INFORMATION SHOWN →

---------------

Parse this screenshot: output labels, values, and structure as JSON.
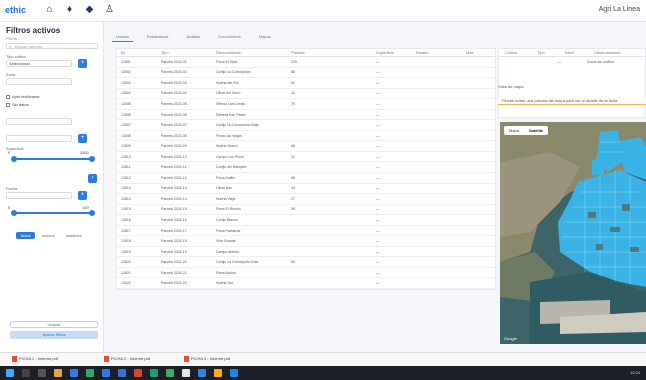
{
  "app": {
    "logo": "ethic",
    "name": "Agri La Linea"
  },
  "topbar": {
    "icons": [
      "home-icon",
      "pin-icon",
      "shield-icon",
      "user-icon"
    ]
  },
  "sidebar": {
    "title": "Filtros activos",
    "subtitle": "Filtros",
    "search_placeholder": "Buscar parcela",
    "fields": [
      {
        "label": "Tipo cultivo",
        "value": "Seleccionar"
      },
      {
        "label": "Zona",
        "value": ""
      }
    ],
    "checks": [
      "Apto fertilizante",
      "Sin datos"
    ],
    "range_label": "Superficie",
    "range_min": "0",
    "range_max": "2500",
    "range2_label": "Fecha",
    "range2_min": "0",
    "range2_max": "100",
    "pills": [
      "Todos",
      "Activos",
      "Inactivos"
    ],
    "btn_clear": "Limpiar",
    "btn_apply": "Aplicar filtros"
  },
  "tabs": [
    "Listado",
    "Estadísticas",
    "Análisis",
    "Documentos",
    "Mapas"
  ],
  "table": {
    "columns": [
      "ID",
      "Tipo",
      "Denominación",
      "Parcela",
      "Superficie",
      "Estado",
      "Más"
    ],
    "rows": [
      [
        "12601",
        "Parcela 2024-01",
        "Finca El Tejar",
        "120",
        "—",
        "",
        ""
      ],
      [
        "12602",
        "Parcela 2024-02",
        "Cortijo La Concepción",
        "88",
        "—",
        "",
        ""
      ],
      [
        "12603",
        "Parcela 2024-03",
        "Huerta del Río",
        "52",
        "—",
        "",
        ""
      ],
      [
        "12604",
        "Parcela 2024-04",
        "Olivar del Cerro",
        "40",
        "—",
        "",
        ""
      ],
      [
        "12605",
        "Parcela 2024-05",
        "Viñedo Las Lomas",
        "75",
        "—",
        "",
        ""
      ],
      [
        "12606",
        "Parcela 2024-06",
        "Dehesa San Pedro",
        "",
        "—",
        "",
        ""
      ],
      [
        "12607",
        "Parcela 2024-07",
        "Cortijo La Concepción Baja",
        "",
        "—",
        "",
        ""
      ],
      [
        "12608",
        "Parcela 2024-08",
        "Finca Las Vegas",
        "",
        "—",
        "",
        ""
      ],
      [
        "12609",
        "Parcela 2024-09",
        "Huerto Nuevo",
        "66",
        "—",
        "",
        ""
      ],
      [
        "12610",
        "Parcela 2024-10",
        "Campo Los Pinos",
        "31",
        "—",
        "",
        ""
      ],
      [
        "12611",
        "Parcela 2024-11",
        "Cortijo del Marqués",
        "",
        "—",
        "",
        ""
      ],
      [
        "12612",
        "Parcela 2024-12",
        "Finca Sotillo",
        "58",
        "—",
        "",
        ""
      ],
      [
        "12613",
        "Parcela 2024-13",
        "Olivar Alto",
        "44",
        "—",
        "",
        ""
      ],
      [
        "12614",
        "Parcela 2024-14",
        "Huerta Vieja",
        "27",
        "—",
        "",
        ""
      ],
      [
        "12615",
        "Parcela 2024-15",
        "Finca El Rincón",
        "39",
        "—",
        "",
        ""
      ],
      [
        "12616",
        "Parcela 2024-16",
        "Cortijo Blanco",
        "",
        "—",
        "",
        ""
      ],
      [
        "12617",
        "Parcela 2024-17",
        "Finca Palmeras",
        "",
        "—",
        "",
        ""
      ],
      [
        "12618",
        "Parcela 2024-18",
        "Viña Grande",
        "",
        "—",
        "",
        ""
      ],
      [
        "12619",
        "Parcela 2024-19",
        "Campo Abierto",
        "",
        "—",
        "",
        ""
      ],
      [
        "12620",
        "Parcela 2024-20",
        "Cortijo La Concepción Este",
        "50",
        "—",
        "",
        ""
      ],
      [
        "12621",
        "Parcela 2024-21",
        "Finca Molino",
        "",
        "—",
        "",
        ""
      ],
      [
        "12622",
        "Parcela 2024-22",
        "Huerta Sur",
        "",
        "—",
        "",
        ""
      ]
    ]
  },
  "rightpanel": {
    "columns": [
      "Cultivo",
      "Tipo",
      "Nivel",
      "Observaciones"
    ],
    "row": [
      "",
      "",
      "—",
      "Zona de cultivo"
    ],
    "section_title": "Vista de mapa",
    "banner": "Pinche sobre una parcela del mapa para ver el detalle de la ficha"
  },
  "map": {
    "toggle": [
      "Mapa",
      "Satélite"
    ],
    "credit": "Google"
  },
  "statusbar": {
    "files": [
      "FICHA 1 - Informe.pdf",
      "FICHA 2 - Informe.pdf",
      "FICHA 3 - Informe.pdf"
    ]
  },
  "taskbar": {
    "time": "10:24"
  }
}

---------------

GIVEN INSTRUCTION → Write out every line of the listing that holds the word "Informe".

FINISHED TASK →
      "FICHA 1 - Informe.pdf",
      "FICHA 2 - Informe.pdf",
      "FICHA 3 - Informe.pdf"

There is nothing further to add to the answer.